WRITTEN TASK
Work out how many lines of the records contain "find". Answer with the number and nothing else.

EXTRACTED DATA
..............................

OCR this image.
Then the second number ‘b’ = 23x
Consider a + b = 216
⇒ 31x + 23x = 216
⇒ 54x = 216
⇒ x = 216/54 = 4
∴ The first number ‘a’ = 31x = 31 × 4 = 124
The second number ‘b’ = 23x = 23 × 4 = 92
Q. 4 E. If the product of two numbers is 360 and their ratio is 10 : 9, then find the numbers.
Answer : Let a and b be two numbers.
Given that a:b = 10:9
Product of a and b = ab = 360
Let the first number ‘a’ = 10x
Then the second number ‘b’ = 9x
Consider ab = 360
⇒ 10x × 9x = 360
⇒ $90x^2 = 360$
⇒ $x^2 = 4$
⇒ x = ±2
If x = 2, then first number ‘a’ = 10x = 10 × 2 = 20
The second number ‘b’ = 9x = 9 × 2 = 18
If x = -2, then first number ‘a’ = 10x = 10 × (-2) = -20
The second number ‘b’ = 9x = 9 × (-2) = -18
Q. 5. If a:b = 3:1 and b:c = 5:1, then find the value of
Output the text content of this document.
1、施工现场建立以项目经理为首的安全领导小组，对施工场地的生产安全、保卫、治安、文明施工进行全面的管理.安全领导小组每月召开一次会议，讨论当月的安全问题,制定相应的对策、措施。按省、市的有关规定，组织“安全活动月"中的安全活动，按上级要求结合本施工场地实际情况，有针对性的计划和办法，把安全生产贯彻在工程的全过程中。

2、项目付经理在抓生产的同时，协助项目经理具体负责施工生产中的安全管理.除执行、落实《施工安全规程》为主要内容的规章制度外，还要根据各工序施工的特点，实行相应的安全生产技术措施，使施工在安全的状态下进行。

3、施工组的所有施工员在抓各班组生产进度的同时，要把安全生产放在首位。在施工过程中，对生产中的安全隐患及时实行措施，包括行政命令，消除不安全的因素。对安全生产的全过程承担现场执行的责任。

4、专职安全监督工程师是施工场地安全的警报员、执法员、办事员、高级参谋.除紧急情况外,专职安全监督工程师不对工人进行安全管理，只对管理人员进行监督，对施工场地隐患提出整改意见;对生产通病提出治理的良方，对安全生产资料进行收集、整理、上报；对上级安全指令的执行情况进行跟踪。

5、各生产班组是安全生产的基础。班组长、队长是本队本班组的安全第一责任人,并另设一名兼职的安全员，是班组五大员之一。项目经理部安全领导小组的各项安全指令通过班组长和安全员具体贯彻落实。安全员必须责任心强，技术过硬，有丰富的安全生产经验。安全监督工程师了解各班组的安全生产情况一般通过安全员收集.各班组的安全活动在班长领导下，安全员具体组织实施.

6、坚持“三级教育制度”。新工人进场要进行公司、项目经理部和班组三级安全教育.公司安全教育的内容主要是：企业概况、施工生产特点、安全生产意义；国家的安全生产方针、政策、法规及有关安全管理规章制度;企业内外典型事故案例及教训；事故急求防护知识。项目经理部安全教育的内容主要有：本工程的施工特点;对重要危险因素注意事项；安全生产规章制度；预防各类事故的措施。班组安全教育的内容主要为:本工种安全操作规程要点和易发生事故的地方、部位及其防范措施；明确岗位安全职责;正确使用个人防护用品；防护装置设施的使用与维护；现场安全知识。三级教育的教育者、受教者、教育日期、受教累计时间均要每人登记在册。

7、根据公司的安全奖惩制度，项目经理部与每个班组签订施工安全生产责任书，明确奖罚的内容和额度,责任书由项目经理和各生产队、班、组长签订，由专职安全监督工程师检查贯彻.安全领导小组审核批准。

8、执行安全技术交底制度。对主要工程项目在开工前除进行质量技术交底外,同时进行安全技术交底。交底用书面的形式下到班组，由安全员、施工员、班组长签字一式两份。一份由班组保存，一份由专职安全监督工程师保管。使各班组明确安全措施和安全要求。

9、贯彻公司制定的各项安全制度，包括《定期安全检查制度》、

..............................

SOLUTION BELOW
2